● **Extrait**:
┏━━

Les Espagnols maîtres de l’Europe face aux Argentins rois d’Amérique Qui pour régner sur la planète foot ? – Aujourd’hui le Maroc

Les Espagnols maîtres de l’Europe face aux Argentins rois d’Amérique Qui pour régner sur la planète foot ? – Aujourd’hui le Maroc

Finale
Ce dimanche, l’Espagne, championne d’Europe en titre, défie l’Argentine, sacrée en Copa América, dans une finale de Coupe du monde aux allures de Finalissima historique.


Menée par l’Angleterre, l’Albiceleste d’un Lionel Messi double passeur décisif s’est transcendée pour renverser la situation en fin de match et rallier la finale du Mondial où l’attend l’Espagne.
Pour la première fois de l’histoire, la finale de la Coupe du monde opposera directement le tenant du titre de l’Euro à celui de la Copa América.
Le duel historique s’annonçait électrique, il l’a été et son épilogue renversant a été épique, dans le bruit et la fureur du stade d’Atlanta. Quarante ans après la «main de Dieu» et «le but du siècle» inscrits en quatre minutes par Diego Maradona et 24 ans après le penalty de David Beckham qui a contribué à sortir l’Albiceleste dès le premier tour du Mondial-2002, Argentins et Anglais ont écrit un trépidant sixième chapitre de la longue rivalité qui les oppose sur la grande scène.
Pourtant leur première période a ressemblé à tout sauf du foot, avec des coups bas, des provocations et des accrochages incessants. Et il a fallu l’ouverture du score d’Anthony Gordon (55e) pour provoquer le réveil des Sud-Américains qui ont enfin montré leur meilleur visage, la peur de perdre au ventre, en courant après le score avec le mors aux dents.
Ces frissons les ont parcourus en 16es face au novice capverdien qui les a poussé à une prolongation, puis face à l’Égypte (3-2) en 8es et contre la Suisse encore dans l’extra-time en quarts (3-1 a.p.). Et leur cœur de champion en titre doublé d’un talent indéniable pour forcer le destin a encore fait la différence face aux Anglais, qui ont eu le grand tort de s’arrêter de jouer à 1-0 en leur faveur et l’ont payé très cher.

┗━━

Reprenez, s'il vous plaît, l'article sur la qualification de l'Argentine face à l'Angleterre et poursuivez-le à partir de sa dernière phrase. Les enregistrements ne jouent ici aucun rôle.

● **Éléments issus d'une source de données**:
┏━━

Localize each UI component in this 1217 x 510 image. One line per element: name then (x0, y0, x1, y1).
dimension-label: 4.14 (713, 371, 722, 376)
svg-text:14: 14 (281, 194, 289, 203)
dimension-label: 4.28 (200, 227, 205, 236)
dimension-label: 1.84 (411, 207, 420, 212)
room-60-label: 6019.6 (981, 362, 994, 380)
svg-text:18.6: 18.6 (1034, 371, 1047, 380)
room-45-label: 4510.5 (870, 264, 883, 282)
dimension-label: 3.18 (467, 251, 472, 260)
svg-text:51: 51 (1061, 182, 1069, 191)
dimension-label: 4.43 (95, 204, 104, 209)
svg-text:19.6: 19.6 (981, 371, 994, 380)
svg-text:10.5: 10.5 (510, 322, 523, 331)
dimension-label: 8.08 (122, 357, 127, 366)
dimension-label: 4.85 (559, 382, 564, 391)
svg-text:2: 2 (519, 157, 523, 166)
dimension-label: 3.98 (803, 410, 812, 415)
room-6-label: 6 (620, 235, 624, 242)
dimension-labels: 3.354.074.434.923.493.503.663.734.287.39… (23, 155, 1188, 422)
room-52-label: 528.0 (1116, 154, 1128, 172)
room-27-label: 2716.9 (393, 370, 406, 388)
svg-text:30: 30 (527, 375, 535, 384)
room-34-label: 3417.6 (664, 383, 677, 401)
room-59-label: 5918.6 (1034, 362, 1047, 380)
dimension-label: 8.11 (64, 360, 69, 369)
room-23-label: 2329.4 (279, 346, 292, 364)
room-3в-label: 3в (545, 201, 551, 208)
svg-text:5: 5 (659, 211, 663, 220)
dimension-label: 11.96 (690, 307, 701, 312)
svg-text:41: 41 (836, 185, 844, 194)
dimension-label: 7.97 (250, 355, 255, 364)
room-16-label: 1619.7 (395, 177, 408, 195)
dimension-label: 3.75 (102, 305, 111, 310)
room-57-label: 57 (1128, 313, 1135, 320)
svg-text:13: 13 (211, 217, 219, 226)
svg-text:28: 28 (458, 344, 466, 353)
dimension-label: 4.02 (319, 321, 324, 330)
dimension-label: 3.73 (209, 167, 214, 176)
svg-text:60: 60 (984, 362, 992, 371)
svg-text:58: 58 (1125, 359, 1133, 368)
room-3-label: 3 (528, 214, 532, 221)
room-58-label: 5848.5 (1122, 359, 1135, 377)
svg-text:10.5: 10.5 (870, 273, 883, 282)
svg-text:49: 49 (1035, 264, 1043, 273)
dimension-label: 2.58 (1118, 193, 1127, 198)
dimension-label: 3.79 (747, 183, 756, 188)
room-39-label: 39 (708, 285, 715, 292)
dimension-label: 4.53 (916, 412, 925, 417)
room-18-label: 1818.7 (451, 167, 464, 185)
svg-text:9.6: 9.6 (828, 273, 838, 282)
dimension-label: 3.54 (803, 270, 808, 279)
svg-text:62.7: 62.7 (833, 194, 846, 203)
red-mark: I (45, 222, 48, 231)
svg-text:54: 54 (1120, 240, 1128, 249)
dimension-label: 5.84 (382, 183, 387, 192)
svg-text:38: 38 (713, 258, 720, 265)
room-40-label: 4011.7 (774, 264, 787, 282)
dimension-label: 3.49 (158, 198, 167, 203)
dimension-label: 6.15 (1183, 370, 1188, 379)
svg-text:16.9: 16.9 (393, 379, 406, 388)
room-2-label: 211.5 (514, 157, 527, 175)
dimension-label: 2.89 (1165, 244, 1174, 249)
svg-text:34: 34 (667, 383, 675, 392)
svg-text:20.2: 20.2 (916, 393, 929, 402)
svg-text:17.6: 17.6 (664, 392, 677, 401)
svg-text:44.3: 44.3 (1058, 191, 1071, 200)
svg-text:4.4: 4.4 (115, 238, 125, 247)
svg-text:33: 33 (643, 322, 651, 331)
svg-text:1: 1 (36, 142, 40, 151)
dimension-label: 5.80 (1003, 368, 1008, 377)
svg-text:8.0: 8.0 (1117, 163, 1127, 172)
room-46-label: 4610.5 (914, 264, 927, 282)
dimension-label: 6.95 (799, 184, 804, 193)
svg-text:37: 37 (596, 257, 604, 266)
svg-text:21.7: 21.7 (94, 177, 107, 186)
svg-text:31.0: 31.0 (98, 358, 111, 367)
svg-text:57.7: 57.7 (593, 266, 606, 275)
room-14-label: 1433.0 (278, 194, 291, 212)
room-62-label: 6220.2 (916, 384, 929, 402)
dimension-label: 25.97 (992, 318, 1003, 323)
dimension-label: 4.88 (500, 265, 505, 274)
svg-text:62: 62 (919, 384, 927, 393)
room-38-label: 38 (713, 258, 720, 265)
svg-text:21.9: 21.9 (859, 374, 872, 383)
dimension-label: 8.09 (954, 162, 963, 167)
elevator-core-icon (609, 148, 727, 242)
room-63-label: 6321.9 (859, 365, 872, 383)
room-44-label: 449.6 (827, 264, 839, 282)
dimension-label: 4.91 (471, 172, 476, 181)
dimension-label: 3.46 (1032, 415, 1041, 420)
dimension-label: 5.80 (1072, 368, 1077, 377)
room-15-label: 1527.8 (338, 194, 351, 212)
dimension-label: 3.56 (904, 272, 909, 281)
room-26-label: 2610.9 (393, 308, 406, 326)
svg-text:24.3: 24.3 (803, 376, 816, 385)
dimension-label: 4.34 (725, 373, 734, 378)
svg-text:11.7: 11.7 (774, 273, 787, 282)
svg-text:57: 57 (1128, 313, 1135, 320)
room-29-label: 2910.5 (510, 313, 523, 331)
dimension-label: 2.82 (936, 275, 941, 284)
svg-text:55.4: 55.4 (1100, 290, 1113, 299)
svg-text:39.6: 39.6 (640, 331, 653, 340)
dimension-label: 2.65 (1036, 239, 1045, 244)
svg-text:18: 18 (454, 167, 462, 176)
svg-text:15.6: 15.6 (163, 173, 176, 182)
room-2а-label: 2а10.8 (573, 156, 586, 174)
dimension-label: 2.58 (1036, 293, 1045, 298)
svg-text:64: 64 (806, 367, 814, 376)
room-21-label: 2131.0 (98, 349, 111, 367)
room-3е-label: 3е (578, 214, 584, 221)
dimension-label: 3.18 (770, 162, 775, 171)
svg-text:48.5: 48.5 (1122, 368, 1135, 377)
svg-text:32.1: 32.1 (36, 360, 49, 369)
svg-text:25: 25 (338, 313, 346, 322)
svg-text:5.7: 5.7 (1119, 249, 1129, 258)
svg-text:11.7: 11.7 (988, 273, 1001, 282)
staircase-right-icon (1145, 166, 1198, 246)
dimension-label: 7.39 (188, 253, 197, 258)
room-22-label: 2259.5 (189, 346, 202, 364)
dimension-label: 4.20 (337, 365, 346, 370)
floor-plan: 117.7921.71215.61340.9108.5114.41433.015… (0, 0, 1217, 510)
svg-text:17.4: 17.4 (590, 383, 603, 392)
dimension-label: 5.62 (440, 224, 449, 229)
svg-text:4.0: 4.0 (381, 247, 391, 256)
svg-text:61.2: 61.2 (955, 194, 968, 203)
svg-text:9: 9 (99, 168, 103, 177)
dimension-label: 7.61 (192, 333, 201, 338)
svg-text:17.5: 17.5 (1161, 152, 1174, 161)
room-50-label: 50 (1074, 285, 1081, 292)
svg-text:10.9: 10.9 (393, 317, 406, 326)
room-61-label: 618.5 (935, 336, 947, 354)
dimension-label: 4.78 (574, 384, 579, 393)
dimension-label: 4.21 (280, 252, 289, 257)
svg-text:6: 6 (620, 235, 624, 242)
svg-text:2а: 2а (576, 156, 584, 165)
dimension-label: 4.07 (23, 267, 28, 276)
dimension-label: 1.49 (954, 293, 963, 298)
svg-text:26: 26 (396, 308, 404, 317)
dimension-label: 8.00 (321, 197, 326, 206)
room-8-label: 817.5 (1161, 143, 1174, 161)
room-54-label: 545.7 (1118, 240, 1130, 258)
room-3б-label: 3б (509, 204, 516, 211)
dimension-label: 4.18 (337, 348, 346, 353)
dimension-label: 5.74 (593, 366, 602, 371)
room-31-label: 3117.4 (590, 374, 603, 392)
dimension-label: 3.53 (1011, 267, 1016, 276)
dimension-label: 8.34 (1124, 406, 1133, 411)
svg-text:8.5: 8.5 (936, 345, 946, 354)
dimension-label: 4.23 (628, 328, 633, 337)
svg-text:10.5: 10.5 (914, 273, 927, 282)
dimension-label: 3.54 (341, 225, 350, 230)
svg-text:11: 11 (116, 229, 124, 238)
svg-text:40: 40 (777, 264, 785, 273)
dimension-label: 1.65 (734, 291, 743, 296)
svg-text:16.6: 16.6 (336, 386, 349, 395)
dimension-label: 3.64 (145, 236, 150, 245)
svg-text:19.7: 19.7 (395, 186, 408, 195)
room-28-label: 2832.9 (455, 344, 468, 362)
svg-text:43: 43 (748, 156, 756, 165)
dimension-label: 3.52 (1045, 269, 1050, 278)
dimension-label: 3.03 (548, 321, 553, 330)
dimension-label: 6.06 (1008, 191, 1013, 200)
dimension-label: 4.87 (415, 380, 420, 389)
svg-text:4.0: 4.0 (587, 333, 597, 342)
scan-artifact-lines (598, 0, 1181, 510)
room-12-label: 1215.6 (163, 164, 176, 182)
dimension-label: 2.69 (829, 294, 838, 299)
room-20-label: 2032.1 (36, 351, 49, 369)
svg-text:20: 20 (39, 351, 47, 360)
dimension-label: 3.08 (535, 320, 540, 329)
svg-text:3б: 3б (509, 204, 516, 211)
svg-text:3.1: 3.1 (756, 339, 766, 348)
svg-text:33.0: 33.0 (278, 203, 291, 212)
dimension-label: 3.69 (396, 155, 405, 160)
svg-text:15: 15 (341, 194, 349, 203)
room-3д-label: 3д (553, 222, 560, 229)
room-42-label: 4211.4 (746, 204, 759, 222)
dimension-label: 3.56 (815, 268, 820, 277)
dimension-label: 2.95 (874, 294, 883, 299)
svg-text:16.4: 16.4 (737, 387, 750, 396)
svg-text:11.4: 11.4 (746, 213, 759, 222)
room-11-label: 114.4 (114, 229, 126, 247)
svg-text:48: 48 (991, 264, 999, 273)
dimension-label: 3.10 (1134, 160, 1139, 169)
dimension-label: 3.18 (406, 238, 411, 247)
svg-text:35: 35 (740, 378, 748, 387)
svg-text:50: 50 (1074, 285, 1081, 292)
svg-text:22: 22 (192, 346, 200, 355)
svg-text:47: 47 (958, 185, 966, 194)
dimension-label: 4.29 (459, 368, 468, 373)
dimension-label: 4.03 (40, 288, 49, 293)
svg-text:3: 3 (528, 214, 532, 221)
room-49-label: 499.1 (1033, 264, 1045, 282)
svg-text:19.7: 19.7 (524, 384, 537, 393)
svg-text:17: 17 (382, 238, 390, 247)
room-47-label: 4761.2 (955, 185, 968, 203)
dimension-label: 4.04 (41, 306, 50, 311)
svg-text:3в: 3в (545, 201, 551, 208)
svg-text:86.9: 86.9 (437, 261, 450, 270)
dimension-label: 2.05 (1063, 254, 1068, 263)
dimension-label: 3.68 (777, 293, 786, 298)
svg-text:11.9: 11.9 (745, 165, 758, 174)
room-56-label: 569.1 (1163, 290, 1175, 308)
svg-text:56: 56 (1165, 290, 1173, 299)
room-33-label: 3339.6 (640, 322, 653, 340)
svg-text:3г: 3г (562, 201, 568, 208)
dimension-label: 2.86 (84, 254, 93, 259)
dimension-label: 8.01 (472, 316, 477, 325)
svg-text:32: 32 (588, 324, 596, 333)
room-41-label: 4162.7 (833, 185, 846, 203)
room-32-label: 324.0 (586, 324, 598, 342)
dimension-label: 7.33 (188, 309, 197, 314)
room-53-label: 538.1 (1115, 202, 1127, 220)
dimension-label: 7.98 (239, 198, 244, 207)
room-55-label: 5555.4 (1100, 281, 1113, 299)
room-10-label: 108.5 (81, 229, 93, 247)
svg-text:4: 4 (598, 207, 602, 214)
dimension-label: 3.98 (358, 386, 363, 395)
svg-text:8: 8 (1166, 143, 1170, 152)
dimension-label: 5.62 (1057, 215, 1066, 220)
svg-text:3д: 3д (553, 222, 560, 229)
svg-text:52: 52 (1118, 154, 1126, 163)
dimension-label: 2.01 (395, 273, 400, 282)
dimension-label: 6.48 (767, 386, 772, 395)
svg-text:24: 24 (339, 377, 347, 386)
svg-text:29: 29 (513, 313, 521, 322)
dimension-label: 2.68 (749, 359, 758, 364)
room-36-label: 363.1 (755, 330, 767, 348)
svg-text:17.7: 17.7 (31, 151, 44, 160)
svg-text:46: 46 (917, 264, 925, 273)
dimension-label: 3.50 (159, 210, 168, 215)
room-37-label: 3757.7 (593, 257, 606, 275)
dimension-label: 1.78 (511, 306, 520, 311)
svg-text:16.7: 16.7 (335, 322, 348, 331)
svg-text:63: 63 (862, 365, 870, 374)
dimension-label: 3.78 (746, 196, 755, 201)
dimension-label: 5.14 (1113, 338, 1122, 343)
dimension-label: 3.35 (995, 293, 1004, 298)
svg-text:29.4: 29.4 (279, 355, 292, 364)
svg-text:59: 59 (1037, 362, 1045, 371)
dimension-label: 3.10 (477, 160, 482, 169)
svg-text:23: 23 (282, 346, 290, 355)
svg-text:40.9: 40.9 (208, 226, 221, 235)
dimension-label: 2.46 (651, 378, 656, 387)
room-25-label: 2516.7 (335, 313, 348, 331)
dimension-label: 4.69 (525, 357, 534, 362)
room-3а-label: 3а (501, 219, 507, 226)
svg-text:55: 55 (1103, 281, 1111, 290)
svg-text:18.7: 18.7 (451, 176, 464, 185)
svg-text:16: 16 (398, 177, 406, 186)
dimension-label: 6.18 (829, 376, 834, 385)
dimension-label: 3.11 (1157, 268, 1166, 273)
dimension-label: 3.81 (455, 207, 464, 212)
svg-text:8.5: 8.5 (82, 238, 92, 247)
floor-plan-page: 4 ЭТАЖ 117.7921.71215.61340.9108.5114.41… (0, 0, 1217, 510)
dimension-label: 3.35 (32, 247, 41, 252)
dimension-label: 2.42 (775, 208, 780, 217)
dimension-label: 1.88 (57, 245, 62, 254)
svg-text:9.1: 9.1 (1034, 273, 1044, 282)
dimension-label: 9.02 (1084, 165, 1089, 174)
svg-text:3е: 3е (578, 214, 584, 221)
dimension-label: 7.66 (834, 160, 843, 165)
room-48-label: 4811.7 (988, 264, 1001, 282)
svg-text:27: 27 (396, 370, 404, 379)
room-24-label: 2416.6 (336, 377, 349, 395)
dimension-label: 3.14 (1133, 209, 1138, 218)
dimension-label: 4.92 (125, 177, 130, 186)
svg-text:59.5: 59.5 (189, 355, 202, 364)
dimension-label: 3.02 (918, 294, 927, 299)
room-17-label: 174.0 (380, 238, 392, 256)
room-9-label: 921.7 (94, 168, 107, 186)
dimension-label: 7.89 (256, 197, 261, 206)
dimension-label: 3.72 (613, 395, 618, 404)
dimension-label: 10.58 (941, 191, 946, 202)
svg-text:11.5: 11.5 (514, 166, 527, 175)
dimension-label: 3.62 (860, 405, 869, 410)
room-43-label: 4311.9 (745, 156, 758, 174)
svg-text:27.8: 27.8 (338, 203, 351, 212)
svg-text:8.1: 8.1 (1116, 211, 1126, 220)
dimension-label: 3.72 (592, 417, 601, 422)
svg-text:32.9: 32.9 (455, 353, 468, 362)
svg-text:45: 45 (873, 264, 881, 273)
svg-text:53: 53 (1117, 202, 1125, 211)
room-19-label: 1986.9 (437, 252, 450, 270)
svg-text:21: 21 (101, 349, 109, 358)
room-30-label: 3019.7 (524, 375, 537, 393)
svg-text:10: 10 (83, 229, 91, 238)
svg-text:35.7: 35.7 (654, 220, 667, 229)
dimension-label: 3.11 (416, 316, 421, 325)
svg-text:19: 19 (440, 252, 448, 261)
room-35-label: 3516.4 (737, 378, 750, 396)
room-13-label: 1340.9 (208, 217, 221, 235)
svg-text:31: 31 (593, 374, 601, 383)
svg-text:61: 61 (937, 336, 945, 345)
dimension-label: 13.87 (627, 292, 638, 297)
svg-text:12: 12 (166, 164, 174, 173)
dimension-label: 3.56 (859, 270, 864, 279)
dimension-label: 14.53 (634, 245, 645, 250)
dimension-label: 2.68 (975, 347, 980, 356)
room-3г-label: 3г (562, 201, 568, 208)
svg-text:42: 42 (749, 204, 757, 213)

┗━━

● **Corrigé**:
Lionel Messi, incontestable meilleur joueur de ce Mondial à 39 ans, a encore été déterminant en offrant deux caviars, d’abord un subtil décalage à Enzo Fernandez auteur d’une superbe frappe lointaine pour égaliser (85e), ensuite un centre parfait du pied droit, lui le gaucher ultime, sur la tête de Lautaro Martinez (90+2). Et voilà comment l’Argentine a mis KO en sept minutes les Three Lions de Harry Kane et Jude Bellignham bien transparents.
Sacrée en 2022, l’Argentine n’est plus qu’à un match de réussir un doublé plus réussi depuis une éternité, quand le Brésil de Pelé et Garrincha avait été titré en 1958 puis 1962. Mais pour que Messi puisse soulever une deuxième fois le trophée suprême et ajouter une quatrième étoile au maillot ciel et blanc, il faudra se montrer plus fort que l’Espagne, impressionnante de maîtrise.
Et ce sera l’affiche que toute la planète football regarderait. Ce dimanche, le MetLife Stadium de New York New Jersey sera le théâtre de cet affrontement légendaire entre les deux nations qui écrasent le football mondial depuis deux ans.
Cette confrontation ultime vient compenser l’annulation de la Finalissima qui devait se tenir en mars dernier au Qatar, annulée suite à des désaccords logistiques.
Au-delà de la rivalité collective, ce match est le théâtre d’un duel générationnel absolument unique. D’un côté, Lionel Messi. À 39 ans, le capitaine de l’Albiceleste dispute le tout dernier match de son immense carrière en Coupe du monde, avec l’ambition de s’offrir un doublé historique après le sacre de 2022. De l’autre côté, Lamine Yamal. Le prodige espagnol de 19 ans incarne l’avenir de la Roja et le présent du FC Barcelone.